• WHAT IS REQUIRED:
Please print all of the material below, word for word.

• THE RECORDS:
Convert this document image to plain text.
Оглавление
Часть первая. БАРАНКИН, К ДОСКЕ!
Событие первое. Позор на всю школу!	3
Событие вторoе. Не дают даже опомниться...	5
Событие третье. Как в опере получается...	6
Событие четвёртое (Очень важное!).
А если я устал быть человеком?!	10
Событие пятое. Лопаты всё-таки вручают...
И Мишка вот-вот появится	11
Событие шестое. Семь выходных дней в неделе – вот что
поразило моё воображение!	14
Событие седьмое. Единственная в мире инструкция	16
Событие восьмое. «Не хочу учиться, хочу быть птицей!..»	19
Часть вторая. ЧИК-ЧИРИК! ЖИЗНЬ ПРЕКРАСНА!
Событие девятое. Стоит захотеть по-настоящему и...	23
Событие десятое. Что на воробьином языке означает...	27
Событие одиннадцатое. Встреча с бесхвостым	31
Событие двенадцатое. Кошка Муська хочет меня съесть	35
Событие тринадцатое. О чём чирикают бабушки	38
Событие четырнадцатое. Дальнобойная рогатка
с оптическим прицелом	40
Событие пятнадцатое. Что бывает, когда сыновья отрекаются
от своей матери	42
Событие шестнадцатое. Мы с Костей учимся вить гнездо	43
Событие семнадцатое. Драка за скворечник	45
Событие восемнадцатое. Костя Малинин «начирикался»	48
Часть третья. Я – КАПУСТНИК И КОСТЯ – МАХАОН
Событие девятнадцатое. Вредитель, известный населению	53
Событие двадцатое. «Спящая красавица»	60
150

• ANSWER TO THIS PROBLEM:
Convert this document image to plain text.
Оглавление
Часть первая. БАРАНКИН, К ДОСКЕ!
Событие первое. Позор на всю школу!	3
Событие вторoе. Не дают даже опомниться...	5
Событие третье. Как в опере получается...	6
Событие четвёртое (Очень важное!).
А если я устал быть человеком?!	10
Событие пятое. Лопаты всё-таки вручают...
И Мишка вот-вот появится	11
Событие шестое. Семь выходных дней в неделе – вот что
поразило моё воображение!	14
Событие седьмое. Единственная в мире инструкция	16
Событие восьмое. «Не хочу учиться, хочу быть птицей!..»	19
Часть вторая. ЧИК-ЧИРИК! ЖИЗНЬ ПРЕКРАСНА!
Событие девятое. Стоит захотеть по-настоящему и...	23
Событие десятое. Что на воробьином языке означает...	27
Событие одиннадцатое. Встреча с бесхвостым	31
Событие двенадцатое. Кошка Муська хочет меня съесть	35
Событие тринадцатое. О чём чирикают бабушки	38
Событие четырнадцатое. Дальнобойная рогатка
с оптическим прицелом	40
Событие пятнадцатое. Что бывает, когда сыновья отрекаются
от своей матери	42
Событие шестнадцатое. Мы с Костей учимся вить гнездо	43
Событие семнадцатое. Драка за скворечник	45
Событие восемнадцатое. Костя Малинин «начирикался»	48
Часть третья. Я – КАПУСТНИК И КОСТЯ – МАХАОН
Событие девятнадцатое. Вредитель, известный населению	53
Событие двадцатое. «Спящая красавица»	60
150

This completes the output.